— START PROVIDED DATA —

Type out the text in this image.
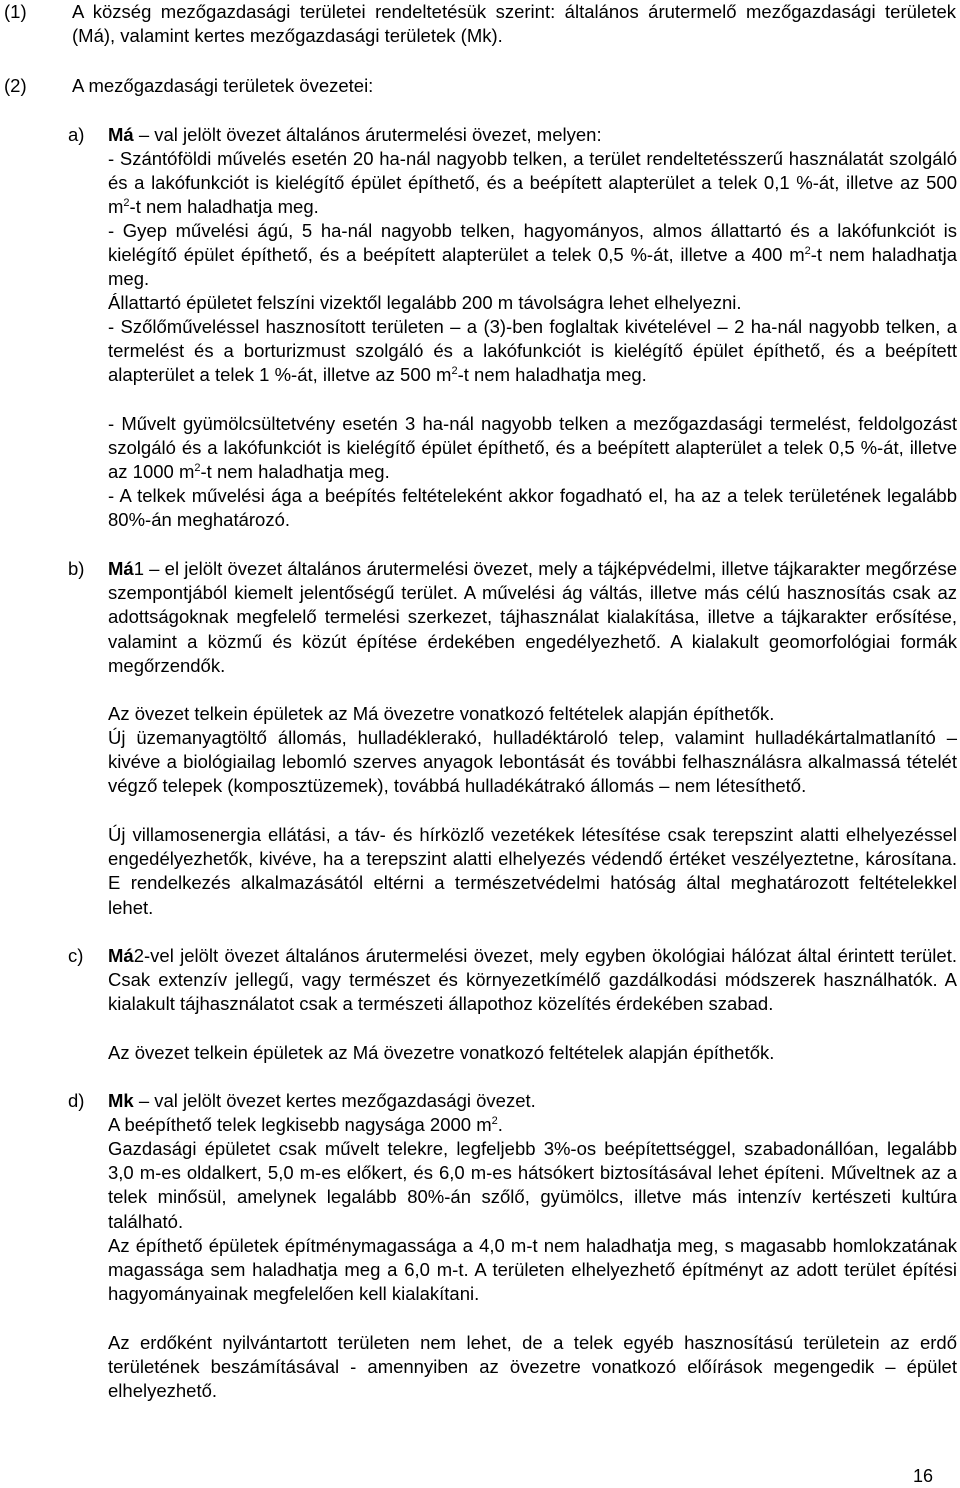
(1) A község mezőgazdasági területei rendeltetésük szerint: általános árutermelő mezőgazdasági területek (Má), valamint kertes mezőgazdasági területek (Mk).

(2) A mezőgazdasági területek övezetei:

a) Má – val jelölt övezet általános árutermelési övezet, melyen:

- Szántóföldi művelés esetén 20 ha-nál nagyobb telken, a terület rendeltetésszerű használatát szolgáló és a lakófunkciót is kielégítő épület építhető, és a beépített alapterület a telek 0,1 %-át, illetve az 500 $m^2-t$ nem haladhatja meg.

- Gyep művelési ágú, 5 ha-nál nagyobb telken, hagyományos, almos állattartó és a lakófunkciót is kielégítő épület építhető, és a beépített alapterület a telek 0,5 %-át, illetve a 400 $m^2-t$ nem haladhatja meg.

Állattartó épületet felszíni vizektől legalább 200 m távolságra lehet elhelyezni.

- Szőlőműveléssel hasznosított területen – a (3)-ben foglaltak kivételével – 2 ha-nál nagyobb telken, a termelést és a borturizmust szolgáló és a lakófunkciót is kielégítő épület építhető, és a beépített alapterület a telek 1 %-át, illetve az 500 $m^2-t$ nem haladhatja meg.

- Művelt gyümölcsültetvény esetén 3 ha-nál nagyobb telken a mezőgazdasági termelést, feldolgozást szolgáló és a lakófunkciót is kielégítő épület építhető, és a beépített alapterület a telek 0,5 %-át, illetve az 1000 $m^2-t$ nem haladhatja meg.

- A telkek művelési ága a beépítés feltételeként akkor fogadható el, ha az a telek területének legalább 80%-án meghatározó.

b) Má1 – el jelölt övezet általános árutermelési övezet, mely a tájképvédelmi, illetve tájkarakter megőrzése szempontjából kiemelt jelentőségű terület. A művelési ág váltás, illetve más célú hasznosítás csak az adottságoknak megfelelő termelési szerkezet, tájhasználat kialakítása, illetve a tájkarakter erősítése, valamint a közmű és közút építése érdekében engedélyezhető. A kialakult geomorfológiai formák megőrzendők.

Az övezet telkein épületek az Má övezetre vonatkozó feltételek alapján építhetők.

Új üzemanyagtöltő állomás, hulladéklerakó, hulladéktároló telep, valamint hulladékártalmatlanító – kivéve a biológiailag lebomló szerves anyagok lebontását és további felhasználásra alkalmassá tételét végző telepek (komposztüzemek), továbbá hulladékátrakó állomás – nem létesíthető.

Új villamosenergia ellátási, a táv- és hírközlő vezetékek létesítése csak terepszint alatti elhelyezéssel engedélyezhetők, kivéve, ha a terepszint alatti elhelyezés védendő értéket veszélyeztetne, károsítana. E rendelkezés alkalmazásától eltérni a természetvédelmi hatóság által meghatározott feltételekkel lehet.

c) Má2-vel jelölt övezet általános árutermelési övezet, mely egyben ökológiai hálózat által érintett terület. Csak extenzív jellegű, vagy természet és környezetkímélő gazdálkodási módszerek használhatók. A kialakult tájhasználatot csak a természeti állapothoz közelítés érdekében szabad.

Az övezet telkein épületek az Má övezetre vonatkozó feltételek alapján építhetők.

d) Mk – val jelölt övezet kertes mezőgazdasági övezet.

A beépíthető telek legkisebb nagysága 2000 $m^2$.

Gazdasági épületet csak művelt telekre, legfeljebb 3%-os beépítettséggel, szabadonállóan, legalább 3,0 m-es oldalkert, 5,0 m-es előkert, és 6,0 m-es hátsókert biztosításával lehet építeni. Műveltnek az a telek minősül, amelynek legalább 80%-án szőlő, gyümölcs, illetve más intenzív kertészeti kultúra található.

Az építhető épületek építménymagassága a 4,0 m-t nem haladhatja meg, s magasabb homlokzatának magassága sem haladhatja meg a 6,0 m-t. A területen elhelyezhető építményt az adott terület építési hagyományainak megfelelően kell kialakítani.

Az erdőként nyilvántartott területen nem lehet, de a telek egyéb hasznosítású területein az erdő területének beszámításával - amennyiben az övezetre vonatkozó előírások megengedik – épület elhelyezhető.

16
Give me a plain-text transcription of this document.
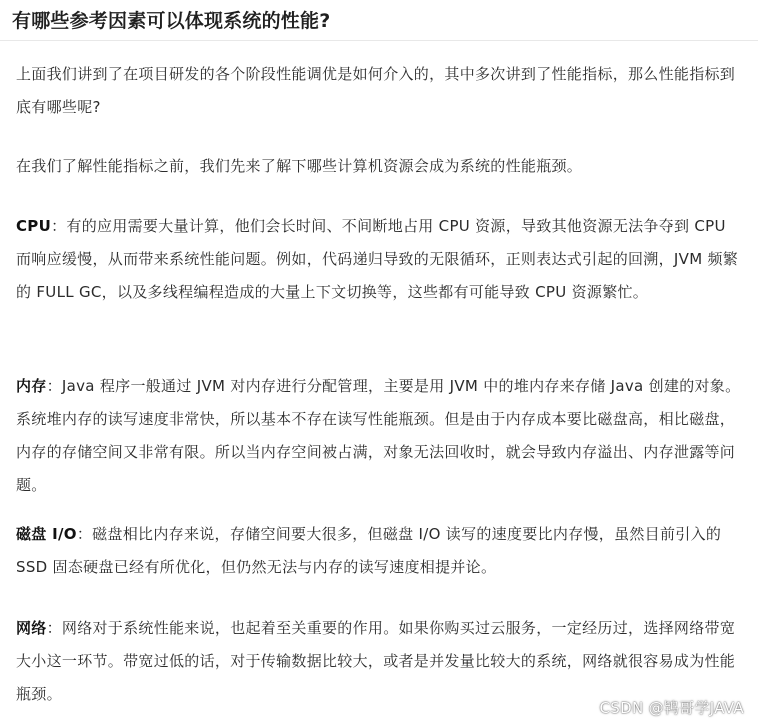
有哪些参考因素可以体现系统的性能?

上面我们讲到了在项目研发的各个阶段性能调优是如何介入的，其中多次讲到了性能指标，那么性能指标到底有哪些呢?

在我们了解性能指标之前，我们先来了解下哪些计算机资源会成为系统的性能瓶颈。

CPU：有的应用需要大量计算，他们会长时间、不间断地占用 CPU 资源，导致其他资源无法争夺到 CPU 而响应缓慢，从而带来系统性能问题。例如，代码递归导致的无限循环，正则表达式引起的回溯，JVM 频繁的 FULL GC，以及多线程编程造成的大量上下文切换等，这些都有可能导致 CPU 资源繁忙。

内存：Java 程序一般通过 JVM 对内存进行分配管理，主要是用 JVM 中的堆内存来存储 Java 创建的对象。系统堆内存的读写速度非常快，所以基本不存在读写性能瓶颈。但是由于内存成本要比磁盘高，相比磁盘，内存的存储空间又非常有限。所以当内存空间被占满，对象无法回收时，就会导致内存溢出、内存泄露等问题。

磁盘 I/O：磁盘相比内存来说，存储空间要大很多，但磁盘 I/O 读写的速度要比内存慢，虽然目前引入的 SSD 固态硬盘已经有所优化，但仍然无法与内存的读写速度相提并论。

网络：网络对于系统性能来说，也起着至关重要的作用。如果你购买过云服务，一定经历过，选择网络带宽大小这一环节。带宽过低的话，对于传输数据比较大，或者是并发量比较大的系统，网络就很容易成为性能瓶颈。

CSDN @鸨哥学JAVA
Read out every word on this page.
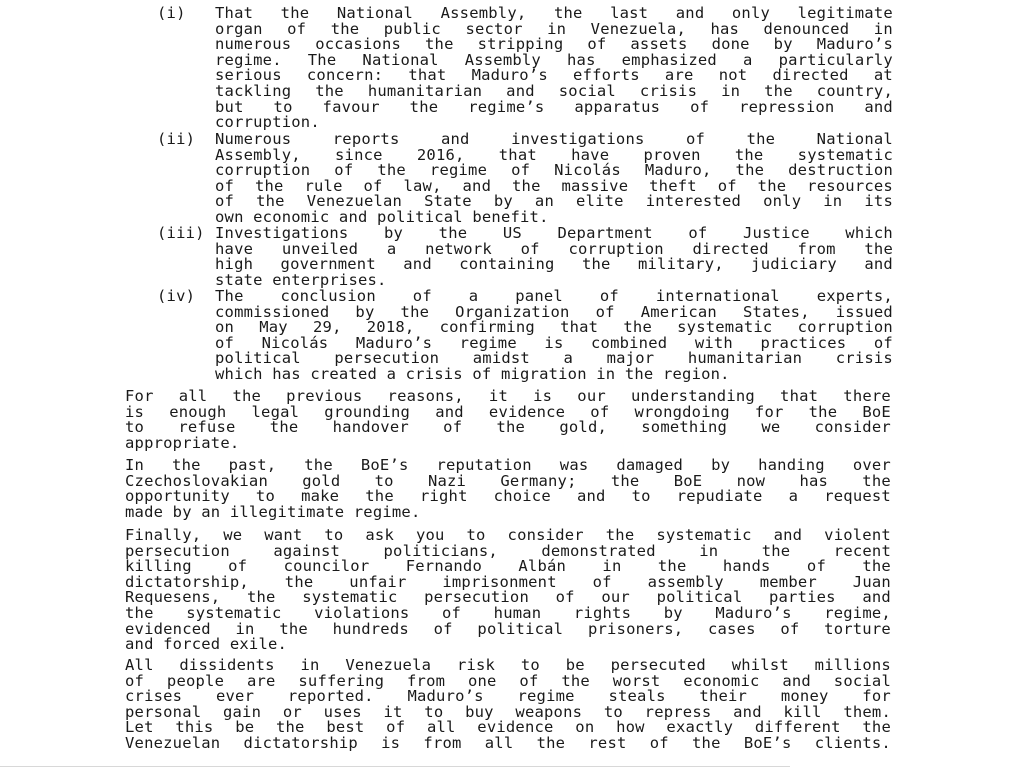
(i) That the National Assembly, the last and only legitimate
organ of the public sector in Venezuela, has denounced in
numerous occasions the stripping of assets done by Maduro’s
regime. The National Assembly has emphasized a particularly
serious concern: that Maduro’s efforts are not directed at
tackling the humanitarian and social crisis in the country,
but to favour the regime’s apparatus of repression and
corruption.
(ii) Numerous	reports	and	investigations	of	the	National
Assembly, since 2016, that have proven the systematic
corruption of the regime of Nicolás Maduro, the destruction
of the rule of law, and the massive theft of the resources
of the Venezuelan State by an elite interested only in its
own economic and political benefit.
(iii) Investigations by the US Department of Justice which
have unveiled a network of corruption directed from the
high government and containing the military, judiciary and
state enterprises.
(iv) The conclusion of a panel of international experts,
commissioned by the Organization of American States, issued
on May 29, 2018, confirming that the systematic corruption
of Nicolás Maduro’s regime is combined with practices of
political persecution amidst a major humanitarian crisis
which has created a crisis of migration in the region.
For all the previous reasons, it is our understanding that there
is enough legal grounding and evidence of wrongdoing for the BoE
to refuse the handover of the gold, something we consider
appropriate.
In the past, the BoE’s reputation was damaged by handing over
Czechoslovakian gold to Nazi Germany; the BoE now has the
opportunity to make the right choice and to repudiate a request
made by an illegitimate regime.
Finally, we want to ask you to consider the systematic and violent
persecution	against	politicians,	demonstrated	in	the	recent
killing of councilor Fernando Albán in the hands of the
dictatorship, the unfair imprisonment of assembly member Juan
Requesens, the systematic persecution of our political parties and
the systematic violations of human rights by Maduro’s regime,
evidenced in the hundreds of political prisoners, cases of torture
and forced exile.
All dissidents in Venezuela risk to be persecuted whilst millions
of people are suffering from one of the worst economic and social
crises ever reported. Maduro’s regime steals their money for
personal gain or uses it to buy weapons to repress and kill them.
Let this be the best of all evidence on how exactly different the
Venezuelan dictatorship is from all the rest of the BoE’s clients.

— END PROVIDED DATA —

Give back the whole listing as it stands, minus its pictures.

Type out the text in this image.
(1) A község mezőgazdasági területei rendeltetésük szerint: általános árutermelő mezőgazdasági területek (Má), valamint kertes mezőgazdasági területek (Mk).

(2) A mezőgazdasági területek övezetei:

a) Má – val jelölt övezet általános árutermelési övezet, melyen:

- Szántóföldi művelés esetén 20 ha-nál nagyobb telken, a terület rendeltetésszerű használatát szolgáló és a lakófunkciót is kielégítő épület építhető, és a beépített alapterület a telek 0,1 %-át, illetve az 500 $m^2-t$ nem haladhatja meg.

- Gyep művelési ágú, 5 ha-nál nagyobb telken, hagyományos, almos állattartó és a lakófunkciót is kielégítő épület építhető, és a beépített alapterület a telek 0,5 %-át, illetve a 400 $m^2-t$ nem haladhatja meg.

Állattartó épületet felszíni vizektől legalább 200 m távolságra lehet elhelyezni.

- Szőlőműveléssel hasznosított területen – a (3)-ben foglaltak kivételével – 2 ha-nál nagyobb telken, a termelést és a borturizmust szolgáló és a lakófunkciót is kielégítő épület építhető, és a beépített alapterület a telek 1 %-át, illetve az 500 $m^2-t$ nem haladhatja meg.

- Művelt gyümölcsültetvény esetén 3 ha-nál nagyobb telken a mezőgazdasági termelést, feldolgozást szolgáló és a lakófunkciót is kielégítő épület építhető, és a beépített alapterület a telek 0,5 %-át, illetve az 1000 $m^2-t$ nem haladhatja meg.

- A telkek művelési ága a beépítés feltételeként akkor fogadható el, ha az a telek területének legalább 80%-án meghatározó.

b) Má1 – el jelölt övezet általános árutermelési övezet, mely a tájképvédelmi, illetve tájkarakter megőrzése szempontjából kiemelt jelentőségű terület. A művelési ág váltás, illetve más célú hasznosítás csak az adottságoknak megfelelő termelési szerkezet, tájhasználat kialakítása, illetve a tájkarakter erősítése, valamint a közmű és közút építése érdekében engedélyezhető. A kialakult geomorfológiai formák megőrzendők.

Az övezet telkein épületek az Má övezetre vonatkozó feltételek alapján építhetők.

Új üzemanyagtöltő állomás, hulladéklerakó, hulladéktároló telep, valamint hulladékártalmatlanító – kivéve a biológiailag lebomló szerves anyagok lebontását és további felhasználásra alkalmassá tételét végző telepek (komposztüzemek), továbbá hulladékátrakó állomás – nem létesíthető.

Új villamosenergia ellátási, a táv- és hírközlő vezetékek létesítése csak terepszint alatti elhelyezéssel engedélyezhetők, kivéve, ha a terepszint alatti elhelyezés védendő értéket veszélyeztetne, károsítana. E rendelkezés alkalmazásától eltérni a természetvédelmi hatóság által meghatározott feltételekkel lehet.

c) Má2-vel jelölt övezet általános árutermelési övezet, mely egyben ökológiai hálózat által érintett terület. Csak extenzív jellegű, vagy természet és környezetkímélő gazdálkodási módszerek használhatók. A kialakult tájhasználatot csak a természeti állapothoz közelítés érdekében szabad.

Az övezet telkein épületek az Má övezetre vonatkozó feltételek alapján építhetők.

d) Mk – val jelölt övezet kertes mezőgazdasági övezet.

A beépíthető telek legkisebb nagysága 2000 $m^2$.

Gazdasági épületet csak művelt telekre, legfeljebb 3%-os beépítettséggel, szabadonállóan, legalább 3,0 m-es oldalkert, 5,0 m-es előkert, és 6,0 m-es hátsókert biztosításával lehet építeni. Műveltnek az a telek minősül, amelynek legalább 80%-án szőlő, gyümölcs, illetve más intenzív kertészeti kultúra található.

Az építhető épületek építménymagassága a 4,0 m-t nem haladhatja meg, s magasabb homlokzatának magassága sem haladhatja meg a 6,0 m-t. A területen elhelyezhető építményt az adott terület építési hagyományainak megfelelően kell kialakítani.

Az erdőként nyilvántartott területen nem lehet, de a telek egyéb hasznosítású területein az erdő területének beszámításával - amennyiben az övezetre vonatkozó előírások megengedik – épület elhelyezhető.

16
Give me a plain-text transcription of this document.
有哪些参考因素可以体现系统的性能?

上面我们讲到了在项目研发的各个阶段性能调优是如何介入的，其中多次讲到了性能指标，那么性能指标到底有哪些呢?

在我们了解性能指标之前，我们先来了解下哪些计算机资源会成为系统的性能瓶颈。

CPU：有的应用需要大量计算，他们会长时间、不间断地占用 CPU 资源，导致其他资源无法争夺到 CPU 而响应缓慢，从而带来系统性能问题。例如，代码递归导致的无限循环，正则表达式引起的回溯，JVM 频繁的 FULL GC，以及多线程编程造成的大量上下文切换等，这些都有可能导致 CPU 资源繁忙。

内存：Java 程序一般通过 JVM 对内存进行分配管理，主要是用 JVM 中的堆内存来存储 Java 创建的对象。系统堆内存的读写速度非常快，所以基本不存在读写性能瓶颈。但是由于内存成本要比磁盘高，相比磁盘，内存的存储空间又非常有限。所以当内存空间被占满，对象无法回收时，就会导致内存溢出、内存泄露等问题。

磁盘 I/O：磁盘相比内存来说，存储空间要大很多，但磁盘 I/O 读写的速度要比内存慢，虽然目前引入的 SSD 固态硬盘已经有所优化，但仍然无法与内存的读写速度相提并论。

网络：网络对于系统性能来说，也起着至关重要的作用。如果你购买过云服务，一定经历过，选择网络带宽大小这一环节。带宽过低的话，对于传输数据比较大，或者是并发量比较大的系统，网络就很容易成为性能瓶颈。

CSDN @鸨哥学JAVA
Read out every word on this page.
(i) That the National Assembly, the last and only legitimate
organ of the public sector in Venezuela, has denounced in
numerous occasions the stripping of assets done by Maduro’s
regime. The National Assembly has emphasized a particularly
serious concern: that Maduro’s efforts are not directed at
tackling the humanitarian and social crisis in the country,
but to favour the regime’s apparatus of repression and
corruption.
(ii) Numerous	reports	and	investigations	of	the	National
Assembly, since 2016, that have proven the systematic
corruption of the regime of Nicolás Maduro, the destruction
of the rule of law, and the massive theft of the resources
of the Venezuelan State by an elite interested only in its
own economic and political benefit.
(iii) Investigations by the US Department of Justice which
have unveiled a network of corruption directed from the
high government and containing the military, judiciary and
state enterprises.
(iv) The conclusion of a panel of international experts,
commissioned by the Organization of American States, issued
on May 29, 2018, confirming that the systematic corruption
of Nicolás Maduro’s regime is combined with practices of
political persecution amidst a major humanitarian crisis
which has created a crisis of migration in the region.
For all the previous reasons, it is our understanding that there
is enough legal grounding and evidence of wrongdoing for the BoE
to refuse the handover of the gold, something we consider
appropriate.
In the past, the BoE’s reputation was damaged by handing over
Czechoslovakian gold to Nazi Germany; the BoE now has the
opportunity to make the right choice and to repudiate a request
made by an illegitimate regime.
Finally, we want to ask you to consider the systematic and violent
persecution	against	politicians,	demonstrated	in	the	recent
killing of councilor Fernando Albán in the hands of the
dictatorship, the unfair imprisonment of assembly member Juan
Requesens, the systematic persecution of our political parties and
the systematic violations of human rights by Maduro’s regime,
evidenced in the hundreds of political prisoners, cases of torture
and forced exile.
All dissidents in Venezuela risk to be persecuted whilst millions
of people are suffering from one of the worst economic and social
crises ever reported. Maduro’s regime steals their money for
personal gain or uses it to buy weapons to repress and kill them.
Let this be the best of all evidence on how exactly different the
Venezuelan dictatorship is from all the rest of the BoE’s clients.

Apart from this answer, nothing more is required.